### Description of the task
Below is a listing to write out in full, exactly as given, without its pictures.

### Material provided
● ● ● ●
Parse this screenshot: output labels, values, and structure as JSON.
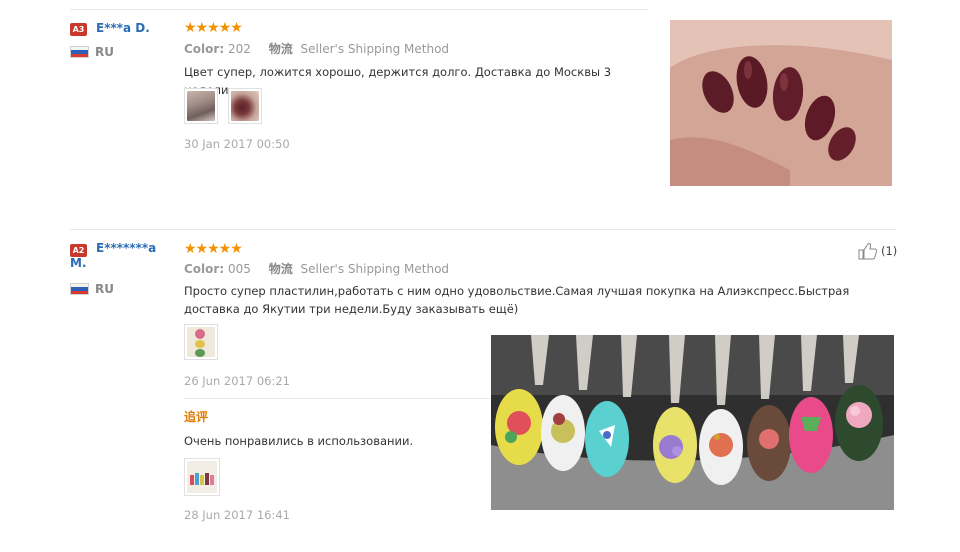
{
  "reviews": [
    {
      "badge": "A3",
      "user": "E***a D.",
      "country": "RU",
      "stars": "★★★★★",
      "color_label": "Color:",
      "color_value": "202",
      "shipping_cn": "物流",
      "shipping": "Seller's Shipping Method",
      "text": "Цвет супер, ложится хорошо, держится долго. Доставка до Москвы 3 недели.",
      "date": "30 Jan 2017 00:50"
    },
    {
      "badge": "A2",
      "user": "E*******a M.",
      "country": "RU",
      "stars": "★★★★★",
      "color_label": "Color:",
      "color_value": "005",
      "shipping_cn": "物流",
      "shipping": "Seller's Shipping Method",
      "text": "Просто супер пластилин,работать с ним одно удовольствие.Самая лучшая покупка на Алиэкспресс.Быстрая доставка до Якутии три недели.Буду заказывать ещё)",
      "date": "26 Jun 2017 06:21",
      "helpful": "(1)",
      "additional": {
        "label": "追评",
        "text": "Очень понравились в использовании.",
        "date": "28 Jun 2017 16:41"
      }
    }
  ],
  "colors": {
    "star": "#f29200",
    "username": "#2b6cb5",
    "badge": "#c8392b",
    "additional_label": "#e07a00"
  }
}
● ● ● ●
### Output of the task
Parse this screenshot: output labels, values, and structure as JSON.
{
  "reviews": [
    {
      "badge": "A3",
      "user": "E***a D.",
      "country": "RU",
      "stars": "★★★★★",
      "color_label": "Color:",
      "color_value": "202",
      "shipping_cn": "物流",
      "shipping": "Seller's Shipping Method",
      "text": "Цвет супер, ложится хорошо, держится долго. Доставка до Москвы 3 недели.",
      "date": "30 Jan 2017 00:50"
    },
    {
      "badge": "A2",
      "user": "E*******a M.",
      "country": "RU",
      "stars": "★★★★★",
      "color_label": "Color:",
      "color_value": "005",
      "shipping_cn": "物流",
      "shipping": "Seller's Shipping Method",
      "text": "Просто супер пластилин,работать с ним одно удовольствие.Самая лучшая покупка на Алиэкспресс.Быстрая доставка до Якутии три недели.Буду заказывать ещё)",
      "date": "26 Jun 2017 06:21",
      "helpful": "(1)",
      "additional": {
        "label": "追评",
        "text": "Очень понравились в использовании.",
        "date": "28 Jun 2017 16:41"
      }
    }
  ],
  "colors": {
    "star": "#f29200",
    "username": "#2b6cb5",
    "badge": "#c8392b",
    "additional_label": "#e07a00"
  }
}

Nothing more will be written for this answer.